─── Data for processing
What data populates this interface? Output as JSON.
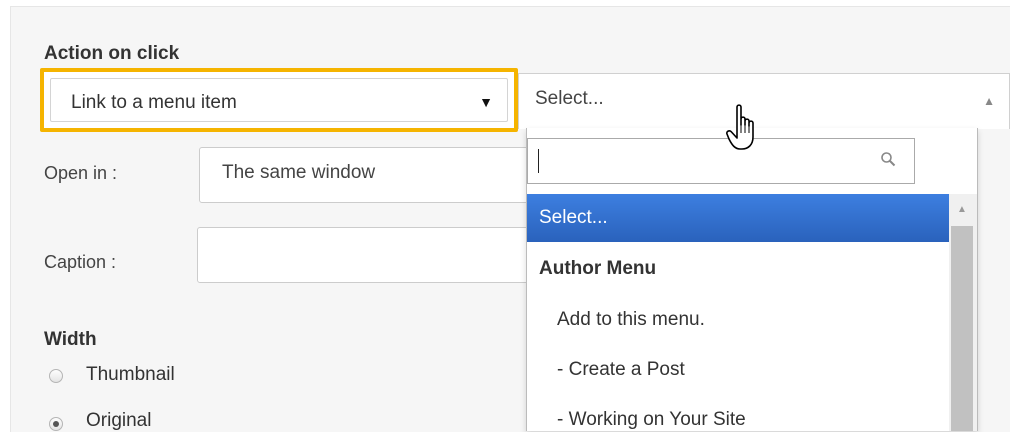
{
  "action_on_click": {
    "label": "Action on click",
    "selected": "Link to a menu item",
    "caret": "▼"
  },
  "menu_item_select": {
    "value": "Select...",
    "arrow": "▲"
  },
  "open_in": {
    "label": "Open in :",
    "value": "The same window"
  },
  "caption": {
    "label": "Caption :",
    "value": ""
  },
  "width": {
    "label": "Width",
    "options": [
      {
        "label": "Thumbnail",
        "checked": false
      },
      {
        "label": "Original",
        "checked": true
      }
    ]
  },
  "dropdown": {
    "search_value": "",
    "options": [
      {
        "label": "Select...",
        "highlighted": true,
        "group": false
      },
      {
        "label": "Author Menu",
        "highlighted": false,
        "group": true
      },
      {
        "label": "Add to this menu.",
        "highlighted": false,
        "group": false
      },
      {
        "label": "- Create a Post",
        "highlighted": false,
        "group": false
      },
      {
        "label": "- Working on Your Site",
        "highlighted": false,
        "group": false
      }
    ]
  },
  "colors": {
    "highlight": "#f5b400",
    "selection": "#3875d7",
    "panel_background": "#f6f6f6"
  },
  "icons": {
    "search": "search-icon",
    "cursor": "hand-pointer-icon"
  }
}
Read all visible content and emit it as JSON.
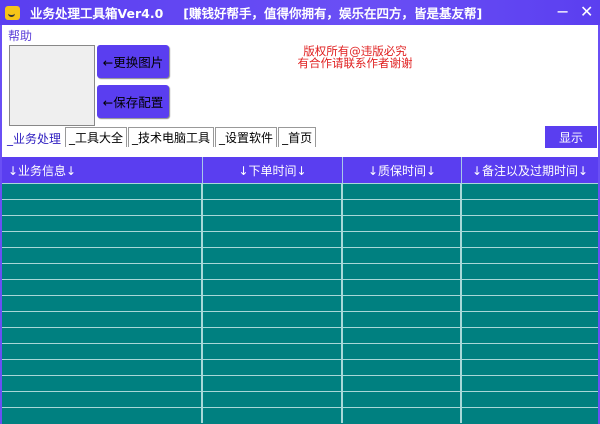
{
  "window": {
    "title": "业务处理工具箱Ver4.0",
    "slogan": "[赚钱好帮手，值得你拥有，娱乐在四方，皆是基友帮]",
    "minimize": "−",
    "close": "✕"
  },
  "menu": {
    "help": "帮助"
  },
  "buttons": {
    "change_image": "←更换图片",
    "save_config": "←保存配置",
    "show": "显示"
  },
  "notice": {
    "line1": "版权所有@违版必究",
    "line2": "有合作请联系作者谢谢"
  },
  "tabs": [
    {
      "label": "_业务处理"
    },
    {
      "label": "_工具大全"
    },
    {
      "label": "_技术电脑工具"
    },
    {
      "label": "_设置软件"
    },
    {
      "label": "_首页"
    }
  ],
  "table": {
    "columns": [
      "↓业务信息↓",
      "↓下单时间↓",
      "↓质保时间↓",
      "↓备注以及过期时间↓"
    ],
    "row_count": 15
  },
  "colors": {
    "accent": "#5a3ef0",
    "grid": "#008080",
    "notice": "#e02020"
  }
}
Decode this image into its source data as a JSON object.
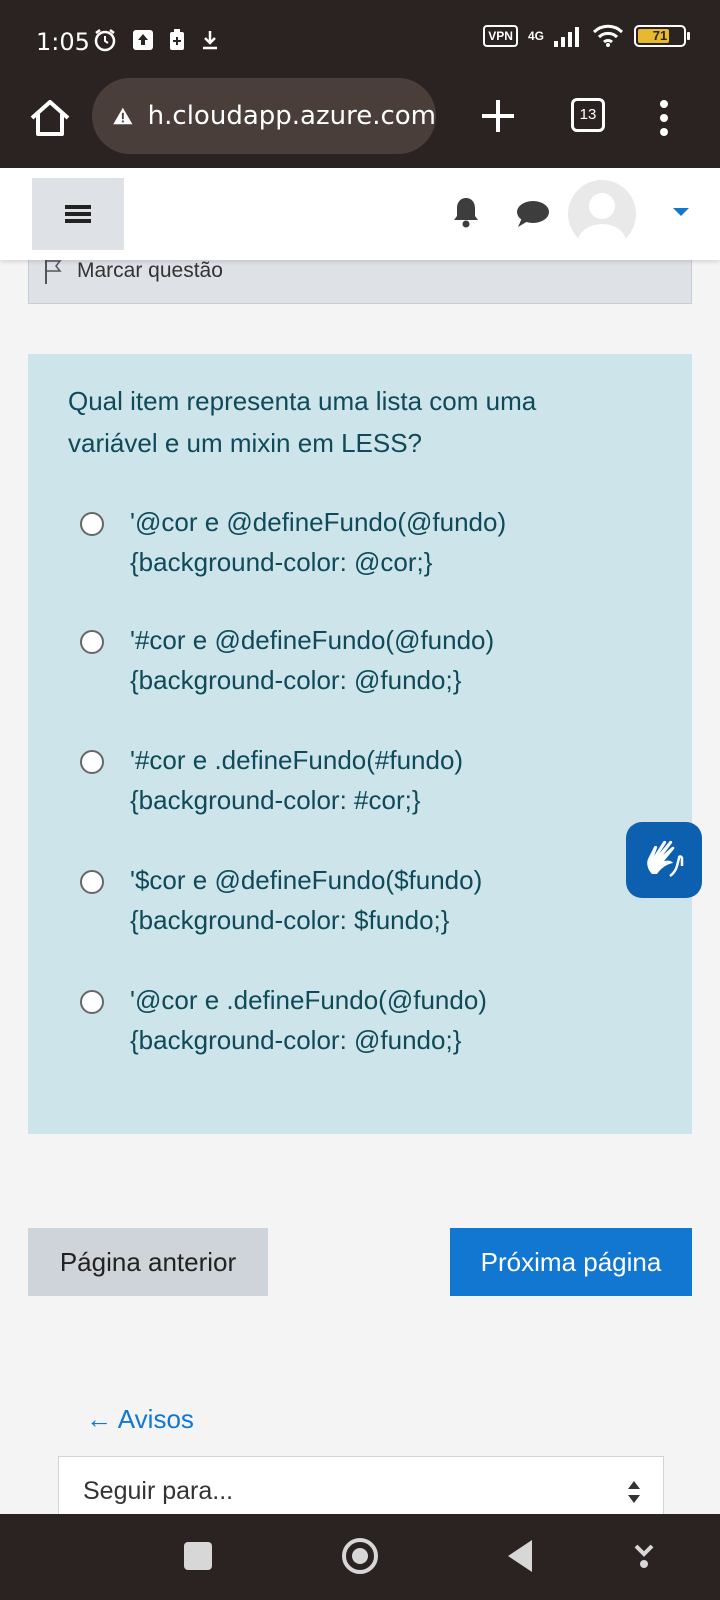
{
  "status_bar": {
    "time": "1:05",
    "vpn": "VPN",
    "network": "4G",
    "battery": "71",
    "battery_level": 0.71
  },
  "browser": {
    "url": "h.cloudapp.azure.com",
    "tab_count": "13"
  },
  "moodle": {
    "flag_label": "Marcar questão",
    "question": "Qual item representa uma lista com uma variável e um mixin em LESS?",
    "options": [
      {
        "text": "'@cor e @defineFundo(@fundo)\n{background-color: @cor;}"
      },
      {
        "text": "'#cor e @defineFundo(@fundo)\n{background-color: @fundo;}"
      },
      {
        "text": "'#cor e .defineFundo(#fundo)\n{background-color: #cor;}"
      },
      {
        "text": "'$cor e @defineFundo($fundo)\n{background-color: $fundo;}"
      },
      {
        "text": "'@cor e .defineFundo(@fundo)\n{background-color: @fundo;}"
      }
    ],
    "prev_label": "Página anterior",
    "next_label": "Próxima página",
    "back_link": "← Avisos",
    "jump_placeholder": "Seguir para..."
  },
  "colors": {
    "primary": "#1177d1",
    "card_bg": "#cde5ea",
    "question_text": "#0f4a5a",
    "system_bar": "#2b2321"
  },
  "icons": [
    "home-icon",
    "warning-icon",
    "plus-icon",
    "tabs-icon",
    "more-vert-icon",
    "hamburger-icon",
    "bell-icon",
    "chat-icon",
    "avatar-icon",
    "flag-icon",
    "sign-language-icon"
  ]
}
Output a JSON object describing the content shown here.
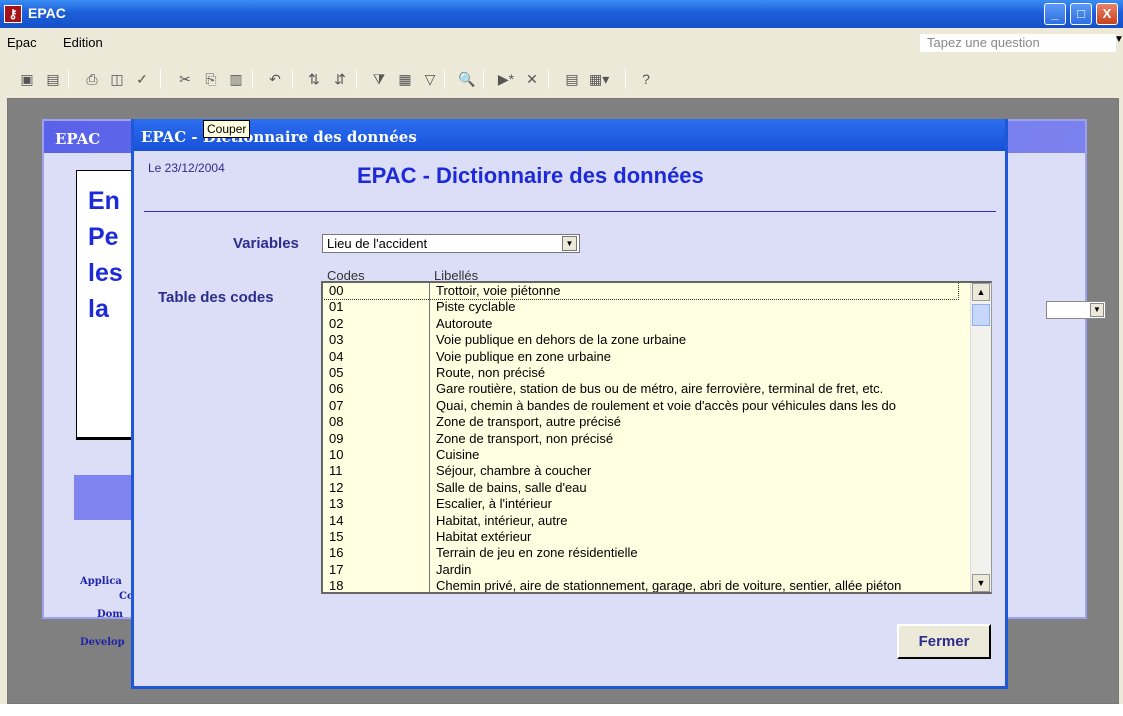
{
  "window": {
    "title": "EPAC",
    "minimize": "_",
    "restore": "□",
    "close": "X"
  },
  "menu": [
    "Epac",
    "Edition"
  ],
  "question": {
    "placeholder": "Tapez une question"
  },
  "toolbar": [
    "save-icon",
    "print-preview-icon",
    "print-icon",
    "preview-icon",
    "spellcheck-icon",
    "cut-icon",
    "copy-icon",
    "paste-icon",
    "undo-icon",
    "sort-asc-icon",
    "sort-desc-icon",
    "filter-icon",
    "filter-form-icon",
    "filter-toggle-icon",
    "find-icon",
    "goto-new-icon",
    "delete-record-icon",
    "database-window-icon",
    "new-object-icon",
    "help-icon"
  ],
  "background_window": {
    "title": "EPAC",
    "lines": [
      "En",
      "Pe",
      "les",
      "la "
    ],
    "footer": [
      "Applica",
      "Co",
      "Dom",
      "Develop"
    ]
  },
  "dialog": {
    "title": "EPAC - Dictionnaire des données",
    "tooltip": "Couper",
    "date": "Le 23/12/2004",
    "heading": "EPAC - Dictionnaire des données",
    "variables_label": "Variables",
    "variables_value": "Lieu de l'accident",
    "table_label": "Table des codes",
    "columns": {
      "code": "Codes",
      "label": "Libellés"
    },
    "rows": [
      {
        "code": "00",
        "label": "Trottoir, voie piétonne"
      },
      {
        "code": "01",
        "label": "Piste cyclable"
      },
      {
        "code": "02",
        "label": "Autoroute"
      },
      {
        "code": "03",
        "label": "Voie publique en dehors de la zone urbaine"
      },
      {
        "code": "04",
        "label": "Voie publique en zone urbaine"
      },
      {
        "code": "05",
        "label": "Route, non précisé"
      },
      {
        "code": "06",
        "label": "Gare routière, station de bus ou de métro, aire ferrovière, terminal de fret, etc."
      },
      {
        "code": "07",
        "label": "Quai, chemin à bandes de roulement et voie d'accès pour véhicules dans les do"
      },
      {
        "code": "08",
        "label": "Zone de transport, autre précisé"
      },
      {
        "code": "09",
        "label": "Zone de transport, non précisé"
      },
      {
        "code": "10",
        "label": "Cuisine"
      },
      {
        "code": "11",
        "label": "Séjour, chambre à coucher"
      },
      {
        "code": "12",
        "label": "Salle de bains, salle d'eau"
      },
      {
        "code": "13",
        "label": "Escalier, à l'intérieur"
      },
      {
        "code": "14",
        "label": "Habitat, intérieur, autre"
      },
      {
        "code": "15",
        "label": "Habitat extérieur"
      },
      {
        "code": "16",
        "label": "Terrain de jeu en zone résidentielle"
      },
      {
        "code": "17",
        "label": "Jardin"
      },
      {
        "code": "18",
        "label": "Chemin privé, aire de stationnement, garage, abri de voiture, sentier, allée piéton"
      }
    ],
    "close_button": "Fermer"
  }
}
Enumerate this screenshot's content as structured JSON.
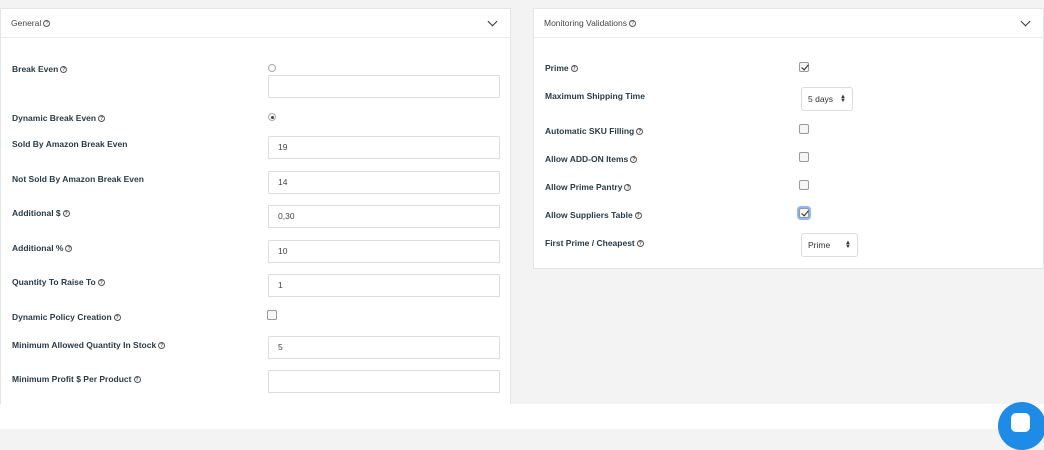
{
  "general": {
    "title": "General",
    "fields": {
      "break_even": {
        "label": "Break Even",
        "value": ""
      },
      "dynamic_break_even": {
        "label": "Dynamic Break Even"
      },
      "sold_by_amazon": {
        "label": "Sold By Amazon Break Even",
        "value": "19"
      },
      "not_sold_by_amazon": {
        "label": "Not Sold By Amazon Break Even",
        "value": "14"
      },
      "additional_dollar": {
        "label": "Additional $",
        "value": "0,30"
      },
      "additional_percent": {
        "label": "Additional %",
        "value": "10"
      },
      "quantity_raise": {
        "label": "Quantity To Raise To",
        "value": "1"
      },
      "dynamic_policy": {
        "label": "Dynamic Policy Creation"
      },
      "min_qty_stock": {
        "label": "Minimum Allowed Quantity In Stock",
        "value": "5"
      },
      "min_profit": {
        "label": "Minimum Profit $ Per Product",
        "value": ""
      }
    }
  },
  "monitoring": {
    "title": "Monitoring Validations",
    "fields": {
      "prime": {
        "label": "Prime"
      },
      "max_shipping": {
        "label": "Maximum Shipping Time",
        "value": "5 days"
      },
      "auto_sku": {
        "label": "Automatic SKU Filling"
      },
      "allow_addon": {
        "label": "Allow ADD-ON Items"
      },
      "allow_pantry": {
        "label": "Allow Prime Pantry"
      },
      "allow_suppliers": {
        "label": "Allow Suppliers Table"
      },
      "first_prime": {
        "label": "First Prime / Cheapest",
        "value": "Prime"
      }
    }
  },
  "icons": {
    "help": "?",
    "chevron": "chevron-down-icon",
    "chat": "chat-icon"
  },
  "colors": {
    "accent": "#1e8ce6",
    "focus": "#8fb7ee"
  }
}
──────
[Written request] Give the number of lines above in which the word "defineFundo" occurs, with nothing else.

[Response to the exercise] 5